** START MATERIAL PROVIDED **

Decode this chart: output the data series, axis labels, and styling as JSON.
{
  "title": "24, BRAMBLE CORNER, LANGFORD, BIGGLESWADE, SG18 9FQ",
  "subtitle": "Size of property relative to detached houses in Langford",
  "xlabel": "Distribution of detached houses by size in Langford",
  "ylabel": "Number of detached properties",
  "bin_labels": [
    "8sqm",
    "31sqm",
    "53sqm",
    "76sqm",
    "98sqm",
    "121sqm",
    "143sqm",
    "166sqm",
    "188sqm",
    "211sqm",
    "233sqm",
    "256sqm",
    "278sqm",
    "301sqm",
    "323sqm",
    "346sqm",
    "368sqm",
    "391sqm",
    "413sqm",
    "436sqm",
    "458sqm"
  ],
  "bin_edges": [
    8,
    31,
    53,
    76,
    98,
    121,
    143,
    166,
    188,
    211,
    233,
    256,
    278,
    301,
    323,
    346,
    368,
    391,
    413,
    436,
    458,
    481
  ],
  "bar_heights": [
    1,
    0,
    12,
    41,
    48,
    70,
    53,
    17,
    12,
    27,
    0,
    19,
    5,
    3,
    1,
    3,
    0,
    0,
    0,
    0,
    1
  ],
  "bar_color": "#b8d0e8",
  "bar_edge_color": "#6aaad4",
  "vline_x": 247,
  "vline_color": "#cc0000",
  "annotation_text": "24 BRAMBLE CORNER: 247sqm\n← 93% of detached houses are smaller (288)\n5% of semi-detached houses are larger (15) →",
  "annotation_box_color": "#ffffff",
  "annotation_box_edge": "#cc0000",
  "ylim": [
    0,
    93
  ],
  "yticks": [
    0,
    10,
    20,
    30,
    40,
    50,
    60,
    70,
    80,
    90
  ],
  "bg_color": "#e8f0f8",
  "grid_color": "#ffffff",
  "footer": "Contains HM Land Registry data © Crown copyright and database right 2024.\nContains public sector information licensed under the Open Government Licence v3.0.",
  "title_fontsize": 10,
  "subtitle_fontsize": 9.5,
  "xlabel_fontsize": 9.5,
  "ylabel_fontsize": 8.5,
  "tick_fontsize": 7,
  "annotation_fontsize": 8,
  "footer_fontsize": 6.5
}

** END MATERIAL PROVIDED **

▶ **DIRECTION**:
Identify the lines that contain the string "BRAMBLE", and copy every one of them.

▶ **EXERCISE OUTPUT**:
  "title": "24, BRAMBLE CORNER, LANGFORD, BIGGLESWADE, SG18 9FQ",
  "annotation_text": "24 BRAMBLE CORNER: 247sqm\n← 93% of detached houses are smaller (288)\n5% of semi-detached houses are larger (15) →",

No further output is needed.